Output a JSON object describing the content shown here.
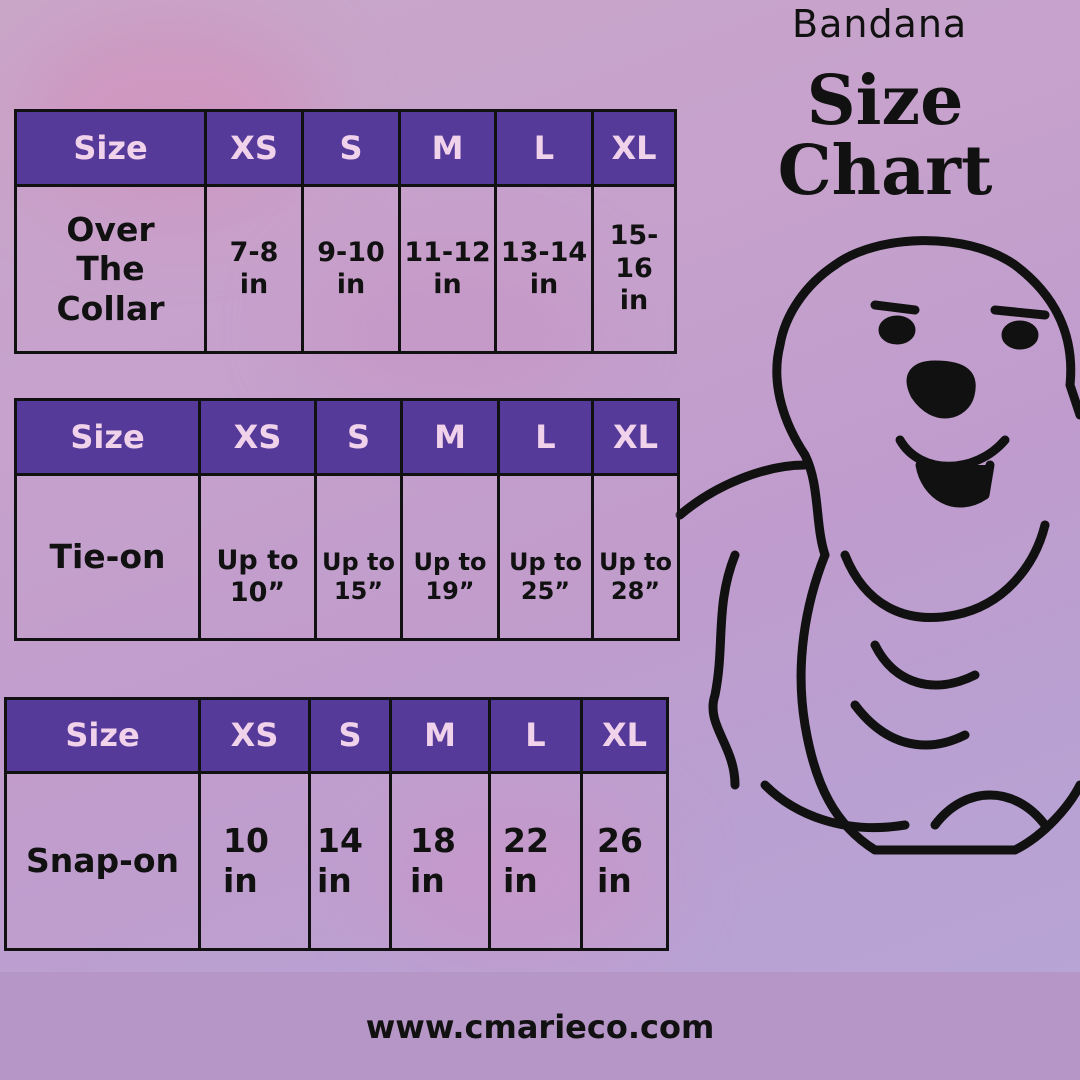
{
  "title": {
    "line1": "Bandana",
    "line2": "Size",
    "line3": "Chart"
  },
  "colors": {
    "header_bg": "#563a9a",
    "header_text": "#f0d2ea",
    "footer_bg": "#b596c6"
  },
  "illustration": "golden-retriever-dog-outline",
  "tables": [
    {
      "headers": [
        "Size",
        "XS",
        "S",
        "M",
        "L",
        "XL"
      ],
      "label": [
        "Over",
        "The",
        "Collar"
      ],
      "values": [
        [
          "7-8",
          "in"
        ],
        [
          "9-10",
          "in"
        ],
        [
          "11-12",
          "in"
        ],
        [
          "13-14",
          "in"
        ],
        [
          "15-16",
          "in"
        ]
      ]
    },
    {
      "headers": [
        "Size",
        "XS",
        "S",
        "M",
        "L",
        "XL"
      ],
      "label": [
        "Tie-on"
      ],
      "values": [
        [
          "Up to",
          "10”"
        ],
        [
          "Up to",
          "15”"
        ],
        [
          "Up to",
          "19”"
        ],
        [
          "Up to",
          "25”"
        ],
        [
          "Up to",
          "28”"
        ]
      ]
    },
    {
      "headers": [
        "Size",
        "XS",
        "S",
        "M",
        "L",
        "XL"
      ],
      "label": [
        "Snap-on"
      ],
      "values": [
        [
          "10",
          "in"
        ],
        [
          "14",
          "in"
        ],
        [
          "18",
          "in"
        ],
        [
          "22",
          "in"
        ],
        [
          "26",
          "in"
        ]
      ]
    }
  ],
  "footer": {
    "url": "www.cmarieco.com"
  }
}
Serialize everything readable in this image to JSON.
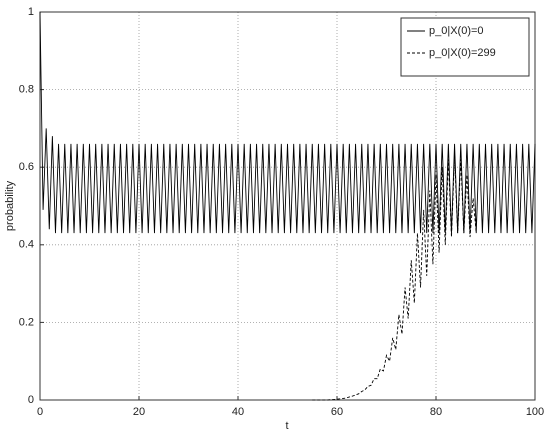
{
  "chart_data": {
    "type": "line",
    "x": [
      0,
      0.625,
      1.25,
      1.875,
      2.5,
      3.125,
      3.75,
      4.375,
      5,
      5.625,
      6.25,
      6.875,
      7.5,
      8.125,
      8.75,
      9.375,
      10,
      10.625,
      11.25,
      11.875,
      12.5,
      13.125,
      13.75,
      14.375,
      15,
      15.625,
      16.25,
      16.875,
      17.5,
      18.125,
      18.75,
      19.375,
      20,
      20.625,
      21.25,
      21.875,
      22.5,
      23.125,
      23.75,
      24.375,
      25,
      25.625,
      26.25,
      26.875,
      27.5,
      28.125,
      28.75,
      29.375,
      30,
      30.625,
      31.25,
      31.875,
      32.5,
      33.125,
      33.75,
      34.375,
      35,
      35.625,
      36.25,
      36.875,
      37.5,
      38.125,
      38.75,
      39.375,
      40,
      40.625,
      41.25,
      41.875,
      42.5,
      43.125,
      43.75,
      44.375,
      45,
      45.625,
      46.25,
      46.875,
      47.5,
      48.125,
      48.75,
      49.375,
      50,
      50.625,
      51.25,
      51.875,
      52.5,
      53.125,
      53.75,
      54.375,
      55,
      55.625,
      56.25,
      56.875,
      57.5,
      58.125,
      58.75,
      59.375,
      60,
      60.625,
      61.25,
      61.875,
      62.5,
      63.125,
      63.75,
      64.375,
      65,
      65.625,
      66.25,
      66.875,
      67.5,
      68.125,
      68.75,
      69.375,
      70,
      70.625,
      71.25,
      71.875,
      72.5,
      73.125,
      73.75,
      74.375,
      75,
      75.625,
      76.25,
      76.875,
      77.5,
      78.125,
      78.75,
      79.375,
      80,
      80.625,
      81.25,
      81.875,
      82.5,
      83.125,
      83.75,
      84.375,
      85,
      85.625,
      86.25,
      86.875,
      87.5,
      88.125,
      88.75,
      89.375,
      90,
      90.625,
      91.25,
      91.875,
      92.5,
      93.125,
      93.75,
      94.375,
      95,
      95.625,
      96.25,
      96.875,
      97.5,
      98.125,
      98.75,
      99.375,
      100
    ],
    "series": [
      {
        "name": "p_0|X(0)=0",
        "color": "#000000",
        "dash": false,
        "values": [
          1,
          0.49,
          0.7,
          0.44,
          0.68,
          0.43,
          0.66,
          0.43,
          0.66,
          0.43,
          0.66,
          0.43,
          0.66,
          0.43,
          0.66,
          0.43,
          0.66,
          0.43,
          0.66,
          0.43,
          0.66,
          0.43,
          0.66,
          0.43,
          0.66,
          0.43,
          0.66,
          0.43,
          0.66,
          0.43,
          0.66,
          0.43,
          0.66,
          0.43,
          0.66,
          0.43,
          0.66,
          0.43,
          0.66,
          0.43,
          0.66,
          0.43,
          0.66,
          0.43,
          0.66,
          0.43,
          0.66,
          0.43,
          0.66,
          0.43,
          0.66,
          0.43,
          0.66,
          0.43,
          0.66,
          0.43,
          0.66,
          0.43,
          0.66,
          0.43,
          0.66,
          0.43,
          0.66,
          0.43,
          0.66,
          0.43,
          0.66,
          0.43,
          0.66,
          0.43,
          0.66,
          0.43,
          0.66,
          0.43,
          0.66,
          0.43,
          0.66,
          0.43,
          0.66,
          0.43,
          0.66,
          0.43,
          0.66,
          0.43,
          0.66,
          0.43,
          0.66,
          0.43,
          0.66,
          0.43,
          0.66,
          0.43,
          0.66,
          0.43,
          0.66,
          0.43,
          0.66,
          0.43,
          0.66,
          0.43,
          0.66,
          0.43,
          0.66,
          0.43,
          0.66,
          0.43,
          0.66,
          0.43,
          0.66,
          0.43,
          0.66,
          0.43,
          0.66,
          0.43,
          0.66,
          0.43,
          0.66,
          0.43,
          0.66,
          0.43,
          0.66,
          0.43,
          0.66,
          0.43,
          0.66,
          0.43,
          0.66,
          0.43,
          0.66,
          0.43,
          0.66,
          0.43,
          0.66,
          0.43,
          0.66,
          0.43,
          0.66,
          0.43,
          0.66,
          0.43,
          0.66,
          0.43,
          0.66,
          0.43,
          0.66,
          0.43,
          0.66,
          0.43,
          0.66,
          0.43,
          0.66,
          0.43,
          0.66,
          0.43,
          0.66,
          0.43,
          0.66,
          0.43,
          0.66,
          0.43,
          0.66
        ]
      },
      {
        "name": "p_0|X(0)=299",
        "color": "#000000",
        "dash": true,
        "values": [
          null,
          null,
          null,
          null,
          null,
          null,
          null,
          null,
          null,
          null,
          null,
          null,
          null,
          null,
          null,
          null,
          null,
          null,
          null,
          null,
          null,
          null,
          null,
          null,
          null,
          null,
          null,
          null,
          null,
          null,
          null,
          null,
          null,
          null,
          null,
          null,
          null,
          null,
          null,
          null,
          null,
          null,
          null,
          null,
          null,
          null,
          null,
          null,
          null,
          null,
          null,
          null,
          null,
          null,
          null,
          null,
          null,
          null,
          null,
          null,
          null,
          null,
          null,
          null,
          null,
          null,
          null,
          null,
          null,
          null,
          null,
          null,
          null,
          null,
          null,
          null,
          null,
          null,
          null,
          null,
          null,
          null,
          null,
          null,
          null,
          null,
          null,
          null,
          0,
          0,
          0,
          0,
          0,
          0,
          0.001,
          0.001,
          0.002,
          0.003,
          0.004,
          0.005,
          0.008,
          0.01,
          0.013,
          0.016,
          0.022,
          0.026,
          0.035,
          0.038,
          0.055,
          0.055,
          0.08,
          0.075,
          0.115,
          0.1,
          0.16,
          0.13,
          0.22,
          0.17,
          0.29,
          0.21,
          0.36,
          0.25,
          0.43,
          0.29,
          0.49,
          0.32,
          0.54,
          0.35,
          0.58,
          0.38,
          0.6,
          0.4,
          0.62,
          0.42,
          0.63,
          0.43,
          0.62,
          0.43,
          0.58,
          0.42,
          0.52,
          0.43,
          null,
          null,
          null,
          null,
          null,
          null,
          null,
          null,
          null,
          null,
          null,
          null,
          null,
          null,
          null,
          null,
          null,
          null,
          null
        ]
      }
    ],
    "xlabel": "t",
    "ylabel": "probability",
    "xlim": [
      0,
      100
    ],
    "xticks": [
      0,
      20,
      40,
      60,
      80,
      100
    ],
    "ylim": [
      0,
      1
    ],
    "yticks": [
      0,
      0.2,
      0.4,
      0.6,
      0.8,
      1
    ],
    "grid": true,
    "legend": "upper right"
  }
}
━━━━━━━━
Stated task -
Search the preceding listing for "JSON" and extract every line where it is found.

Exercise result -
Output a JSON object describing the content shown here.
Serialize everything readable in this image to JSON.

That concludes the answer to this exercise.